(Records from a collection of figures)
------------------------------------
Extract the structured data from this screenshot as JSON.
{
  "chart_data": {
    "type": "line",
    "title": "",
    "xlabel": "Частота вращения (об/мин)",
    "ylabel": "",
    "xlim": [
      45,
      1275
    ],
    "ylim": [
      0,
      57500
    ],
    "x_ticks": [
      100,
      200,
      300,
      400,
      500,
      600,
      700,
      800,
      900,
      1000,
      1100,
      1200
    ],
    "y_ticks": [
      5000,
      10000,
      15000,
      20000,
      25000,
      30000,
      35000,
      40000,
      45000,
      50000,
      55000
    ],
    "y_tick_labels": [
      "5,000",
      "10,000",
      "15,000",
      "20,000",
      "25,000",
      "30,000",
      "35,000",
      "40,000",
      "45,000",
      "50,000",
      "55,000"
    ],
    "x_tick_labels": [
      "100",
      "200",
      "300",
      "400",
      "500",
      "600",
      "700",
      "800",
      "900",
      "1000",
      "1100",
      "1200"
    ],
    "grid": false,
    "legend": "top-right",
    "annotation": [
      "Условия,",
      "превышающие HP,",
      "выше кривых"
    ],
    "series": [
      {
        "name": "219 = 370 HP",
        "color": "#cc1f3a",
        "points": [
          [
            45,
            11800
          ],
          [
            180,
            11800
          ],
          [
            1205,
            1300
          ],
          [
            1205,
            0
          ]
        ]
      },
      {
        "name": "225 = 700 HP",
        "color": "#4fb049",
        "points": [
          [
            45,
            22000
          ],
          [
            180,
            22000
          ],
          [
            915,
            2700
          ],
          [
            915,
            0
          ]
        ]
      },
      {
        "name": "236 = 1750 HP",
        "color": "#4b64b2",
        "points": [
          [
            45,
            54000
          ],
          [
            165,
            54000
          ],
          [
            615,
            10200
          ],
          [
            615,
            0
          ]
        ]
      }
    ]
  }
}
------------------------------------
> **Problem requirements**: Where a line of the data holds "color", show that line.

> **Result**:
        "color": "#cc1f3a",
        "color": "#4fb049",
        "color": "#4b64b2",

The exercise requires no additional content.